Exercise details:
Scan the listing below and copy every line holding "average".

[Figure collection entries]

##########

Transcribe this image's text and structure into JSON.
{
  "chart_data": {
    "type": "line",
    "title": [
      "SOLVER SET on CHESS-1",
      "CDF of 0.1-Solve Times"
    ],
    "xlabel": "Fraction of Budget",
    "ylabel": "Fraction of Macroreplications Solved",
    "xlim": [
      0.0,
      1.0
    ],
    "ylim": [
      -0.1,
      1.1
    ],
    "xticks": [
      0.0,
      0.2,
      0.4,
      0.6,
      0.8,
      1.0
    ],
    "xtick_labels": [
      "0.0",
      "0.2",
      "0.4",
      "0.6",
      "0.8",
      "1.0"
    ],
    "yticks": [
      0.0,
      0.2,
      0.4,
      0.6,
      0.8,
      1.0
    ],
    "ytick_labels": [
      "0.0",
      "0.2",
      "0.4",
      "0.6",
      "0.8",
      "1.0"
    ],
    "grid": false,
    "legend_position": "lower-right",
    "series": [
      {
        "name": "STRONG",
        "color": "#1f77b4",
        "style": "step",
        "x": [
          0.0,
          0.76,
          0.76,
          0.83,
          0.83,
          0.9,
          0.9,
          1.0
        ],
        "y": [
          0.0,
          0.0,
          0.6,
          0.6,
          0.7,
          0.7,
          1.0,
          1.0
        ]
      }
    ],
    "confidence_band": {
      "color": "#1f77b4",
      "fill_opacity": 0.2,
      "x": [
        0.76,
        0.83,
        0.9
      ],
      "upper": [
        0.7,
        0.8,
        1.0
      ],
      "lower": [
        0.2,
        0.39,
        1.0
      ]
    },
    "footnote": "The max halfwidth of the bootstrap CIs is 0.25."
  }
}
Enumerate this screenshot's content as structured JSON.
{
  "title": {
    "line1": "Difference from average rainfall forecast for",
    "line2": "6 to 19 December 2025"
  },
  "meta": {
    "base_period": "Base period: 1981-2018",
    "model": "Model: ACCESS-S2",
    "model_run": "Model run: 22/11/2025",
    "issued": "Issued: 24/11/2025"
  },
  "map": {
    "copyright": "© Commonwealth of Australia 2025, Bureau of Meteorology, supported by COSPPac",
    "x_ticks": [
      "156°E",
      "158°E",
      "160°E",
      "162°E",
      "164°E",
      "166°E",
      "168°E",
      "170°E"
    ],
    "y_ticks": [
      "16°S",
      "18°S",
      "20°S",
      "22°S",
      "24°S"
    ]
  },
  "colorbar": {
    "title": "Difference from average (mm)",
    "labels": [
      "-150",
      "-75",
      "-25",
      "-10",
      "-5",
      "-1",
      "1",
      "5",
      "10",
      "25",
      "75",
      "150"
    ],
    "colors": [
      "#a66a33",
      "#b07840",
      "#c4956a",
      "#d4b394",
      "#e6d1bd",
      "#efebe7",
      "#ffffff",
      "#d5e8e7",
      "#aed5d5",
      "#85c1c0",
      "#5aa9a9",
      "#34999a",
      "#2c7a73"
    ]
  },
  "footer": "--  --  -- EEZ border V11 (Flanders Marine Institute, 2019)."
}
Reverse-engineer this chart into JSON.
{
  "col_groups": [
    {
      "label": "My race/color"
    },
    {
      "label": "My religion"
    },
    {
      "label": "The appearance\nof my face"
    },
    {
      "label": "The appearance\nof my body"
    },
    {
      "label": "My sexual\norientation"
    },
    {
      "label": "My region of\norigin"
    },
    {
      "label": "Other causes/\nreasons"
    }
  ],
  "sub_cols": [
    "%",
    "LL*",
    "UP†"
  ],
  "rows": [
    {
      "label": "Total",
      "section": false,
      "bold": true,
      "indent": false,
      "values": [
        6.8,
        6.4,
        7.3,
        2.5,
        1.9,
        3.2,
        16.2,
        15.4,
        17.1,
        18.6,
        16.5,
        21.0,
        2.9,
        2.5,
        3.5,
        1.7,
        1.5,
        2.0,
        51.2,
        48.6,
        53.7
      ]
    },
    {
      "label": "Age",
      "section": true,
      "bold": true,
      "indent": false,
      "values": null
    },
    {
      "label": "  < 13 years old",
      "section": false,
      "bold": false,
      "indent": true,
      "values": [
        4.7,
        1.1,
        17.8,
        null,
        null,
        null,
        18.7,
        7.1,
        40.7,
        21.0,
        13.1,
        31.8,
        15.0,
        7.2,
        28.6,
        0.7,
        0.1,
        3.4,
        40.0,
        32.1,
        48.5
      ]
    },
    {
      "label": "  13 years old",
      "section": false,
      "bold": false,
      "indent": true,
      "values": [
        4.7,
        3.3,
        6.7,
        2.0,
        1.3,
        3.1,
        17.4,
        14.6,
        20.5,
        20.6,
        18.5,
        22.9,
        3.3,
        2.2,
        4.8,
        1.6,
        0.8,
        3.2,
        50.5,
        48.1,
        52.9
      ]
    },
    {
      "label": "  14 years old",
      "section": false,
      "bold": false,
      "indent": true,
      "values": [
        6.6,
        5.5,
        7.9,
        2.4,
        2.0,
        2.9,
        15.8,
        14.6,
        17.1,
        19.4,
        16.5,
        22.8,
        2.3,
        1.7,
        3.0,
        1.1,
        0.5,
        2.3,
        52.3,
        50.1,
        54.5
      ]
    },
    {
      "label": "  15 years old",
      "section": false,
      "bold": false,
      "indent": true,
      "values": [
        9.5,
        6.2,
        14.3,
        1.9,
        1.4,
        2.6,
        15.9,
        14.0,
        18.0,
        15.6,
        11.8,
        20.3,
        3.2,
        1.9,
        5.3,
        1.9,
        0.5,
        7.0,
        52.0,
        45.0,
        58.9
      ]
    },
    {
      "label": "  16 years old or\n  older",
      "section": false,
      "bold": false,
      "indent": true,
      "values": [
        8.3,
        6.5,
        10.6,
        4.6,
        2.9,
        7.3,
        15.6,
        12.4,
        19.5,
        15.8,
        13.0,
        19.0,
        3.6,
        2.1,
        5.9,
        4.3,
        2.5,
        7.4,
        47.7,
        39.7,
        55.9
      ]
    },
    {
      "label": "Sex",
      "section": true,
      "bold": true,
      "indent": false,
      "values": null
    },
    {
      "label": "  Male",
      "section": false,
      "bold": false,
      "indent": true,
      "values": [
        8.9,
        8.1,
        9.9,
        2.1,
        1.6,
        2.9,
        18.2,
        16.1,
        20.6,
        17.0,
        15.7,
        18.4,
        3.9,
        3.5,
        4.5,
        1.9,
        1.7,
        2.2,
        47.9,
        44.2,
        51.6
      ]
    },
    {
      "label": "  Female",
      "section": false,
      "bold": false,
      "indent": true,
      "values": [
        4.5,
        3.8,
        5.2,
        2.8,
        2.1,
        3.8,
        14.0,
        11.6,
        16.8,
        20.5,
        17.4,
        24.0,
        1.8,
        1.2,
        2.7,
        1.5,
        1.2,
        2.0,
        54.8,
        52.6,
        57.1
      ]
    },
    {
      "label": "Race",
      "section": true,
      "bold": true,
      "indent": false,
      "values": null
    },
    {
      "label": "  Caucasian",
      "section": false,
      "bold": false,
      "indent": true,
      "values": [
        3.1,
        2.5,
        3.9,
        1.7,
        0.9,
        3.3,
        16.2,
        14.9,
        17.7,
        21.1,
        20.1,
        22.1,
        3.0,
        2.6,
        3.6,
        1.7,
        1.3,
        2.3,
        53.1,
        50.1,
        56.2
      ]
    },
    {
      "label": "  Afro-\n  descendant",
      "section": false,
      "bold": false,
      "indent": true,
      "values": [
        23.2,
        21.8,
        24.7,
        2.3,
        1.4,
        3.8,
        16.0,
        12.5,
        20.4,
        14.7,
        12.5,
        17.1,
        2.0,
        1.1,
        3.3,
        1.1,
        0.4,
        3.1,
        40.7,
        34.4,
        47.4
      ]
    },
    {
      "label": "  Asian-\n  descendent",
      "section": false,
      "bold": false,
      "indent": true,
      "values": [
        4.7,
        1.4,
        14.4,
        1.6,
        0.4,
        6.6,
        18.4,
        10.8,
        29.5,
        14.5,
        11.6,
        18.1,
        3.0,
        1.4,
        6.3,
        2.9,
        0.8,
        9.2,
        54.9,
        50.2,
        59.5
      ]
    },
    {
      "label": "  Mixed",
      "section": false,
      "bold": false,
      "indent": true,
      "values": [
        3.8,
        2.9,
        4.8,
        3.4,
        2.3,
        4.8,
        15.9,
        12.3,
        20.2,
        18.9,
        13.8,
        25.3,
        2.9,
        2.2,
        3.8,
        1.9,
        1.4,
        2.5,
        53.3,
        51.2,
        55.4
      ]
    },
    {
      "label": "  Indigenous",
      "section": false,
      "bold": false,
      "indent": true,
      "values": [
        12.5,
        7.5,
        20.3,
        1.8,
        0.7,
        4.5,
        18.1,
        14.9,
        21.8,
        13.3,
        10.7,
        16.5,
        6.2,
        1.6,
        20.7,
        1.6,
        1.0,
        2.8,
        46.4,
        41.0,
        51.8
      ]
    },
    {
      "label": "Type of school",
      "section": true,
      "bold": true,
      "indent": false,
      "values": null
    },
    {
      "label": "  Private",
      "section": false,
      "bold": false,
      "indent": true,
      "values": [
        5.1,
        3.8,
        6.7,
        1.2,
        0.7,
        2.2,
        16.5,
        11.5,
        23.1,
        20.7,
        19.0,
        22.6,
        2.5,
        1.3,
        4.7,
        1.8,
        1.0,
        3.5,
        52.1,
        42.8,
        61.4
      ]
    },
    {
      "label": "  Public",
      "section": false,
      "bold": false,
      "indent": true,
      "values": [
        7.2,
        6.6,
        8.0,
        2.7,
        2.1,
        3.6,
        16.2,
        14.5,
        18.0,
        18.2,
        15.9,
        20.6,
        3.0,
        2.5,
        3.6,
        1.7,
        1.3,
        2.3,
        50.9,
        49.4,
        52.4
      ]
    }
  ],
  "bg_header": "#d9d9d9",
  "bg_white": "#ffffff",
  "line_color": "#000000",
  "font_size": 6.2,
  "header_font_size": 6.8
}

##########

Correct output:
    "line1": "Difference from average rainfall forecast for",
    "title": "Difference from average (mm)",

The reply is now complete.